- _REQUIREMENT_
Identify the lines that include the word "page", then copy all of them.
- - - -
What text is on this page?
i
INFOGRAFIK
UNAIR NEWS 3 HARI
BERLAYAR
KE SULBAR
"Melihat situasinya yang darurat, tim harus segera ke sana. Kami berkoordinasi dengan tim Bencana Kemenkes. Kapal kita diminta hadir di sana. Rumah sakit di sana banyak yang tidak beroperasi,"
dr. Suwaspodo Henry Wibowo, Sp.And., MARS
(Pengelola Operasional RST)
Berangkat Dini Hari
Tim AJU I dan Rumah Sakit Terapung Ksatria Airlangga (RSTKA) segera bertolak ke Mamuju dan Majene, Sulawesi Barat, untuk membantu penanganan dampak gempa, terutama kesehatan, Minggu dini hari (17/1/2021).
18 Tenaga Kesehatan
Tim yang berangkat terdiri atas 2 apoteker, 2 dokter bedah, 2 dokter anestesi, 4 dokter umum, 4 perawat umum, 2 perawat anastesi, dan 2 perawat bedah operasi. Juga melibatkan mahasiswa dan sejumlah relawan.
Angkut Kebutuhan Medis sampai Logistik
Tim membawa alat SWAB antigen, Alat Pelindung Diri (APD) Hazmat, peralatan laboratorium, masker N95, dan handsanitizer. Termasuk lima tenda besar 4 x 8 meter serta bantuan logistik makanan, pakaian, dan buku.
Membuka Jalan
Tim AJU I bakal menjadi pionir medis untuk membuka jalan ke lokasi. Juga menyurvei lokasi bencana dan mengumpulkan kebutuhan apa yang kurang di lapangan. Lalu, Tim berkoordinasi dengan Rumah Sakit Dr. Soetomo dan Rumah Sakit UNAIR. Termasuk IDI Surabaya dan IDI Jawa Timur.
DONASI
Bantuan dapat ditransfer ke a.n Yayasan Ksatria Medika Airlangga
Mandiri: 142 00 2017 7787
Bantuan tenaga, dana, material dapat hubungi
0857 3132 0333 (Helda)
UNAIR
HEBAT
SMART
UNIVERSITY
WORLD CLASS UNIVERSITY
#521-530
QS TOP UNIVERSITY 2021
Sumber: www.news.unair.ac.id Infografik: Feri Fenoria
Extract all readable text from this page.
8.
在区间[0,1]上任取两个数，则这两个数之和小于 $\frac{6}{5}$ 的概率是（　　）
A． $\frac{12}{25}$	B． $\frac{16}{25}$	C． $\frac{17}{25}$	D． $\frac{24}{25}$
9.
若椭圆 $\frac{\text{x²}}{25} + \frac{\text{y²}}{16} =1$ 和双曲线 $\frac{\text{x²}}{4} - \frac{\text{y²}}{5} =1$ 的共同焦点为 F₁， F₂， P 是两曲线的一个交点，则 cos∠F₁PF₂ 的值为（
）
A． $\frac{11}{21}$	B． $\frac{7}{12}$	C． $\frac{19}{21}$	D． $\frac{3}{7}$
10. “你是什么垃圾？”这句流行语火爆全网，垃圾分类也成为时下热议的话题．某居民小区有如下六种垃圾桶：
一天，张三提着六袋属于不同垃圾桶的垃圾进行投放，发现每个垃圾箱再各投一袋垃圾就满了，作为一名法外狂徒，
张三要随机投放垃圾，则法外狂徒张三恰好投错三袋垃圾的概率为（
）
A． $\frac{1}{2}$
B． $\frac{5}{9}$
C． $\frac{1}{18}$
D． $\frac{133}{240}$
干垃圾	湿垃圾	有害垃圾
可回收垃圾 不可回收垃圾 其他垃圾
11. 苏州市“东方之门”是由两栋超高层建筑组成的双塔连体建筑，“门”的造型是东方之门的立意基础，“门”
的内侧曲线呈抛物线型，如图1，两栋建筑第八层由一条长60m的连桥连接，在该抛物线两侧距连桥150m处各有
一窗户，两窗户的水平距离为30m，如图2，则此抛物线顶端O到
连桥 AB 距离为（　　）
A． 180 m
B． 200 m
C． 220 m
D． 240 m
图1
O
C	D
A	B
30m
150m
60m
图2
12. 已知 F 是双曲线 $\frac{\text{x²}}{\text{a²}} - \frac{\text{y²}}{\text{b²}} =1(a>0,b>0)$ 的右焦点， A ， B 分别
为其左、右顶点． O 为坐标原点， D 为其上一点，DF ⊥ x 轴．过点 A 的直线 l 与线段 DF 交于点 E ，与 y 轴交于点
- - - -
- _REPLY TO THE TASK_
What text is on this page?
Extract all readable text from this page.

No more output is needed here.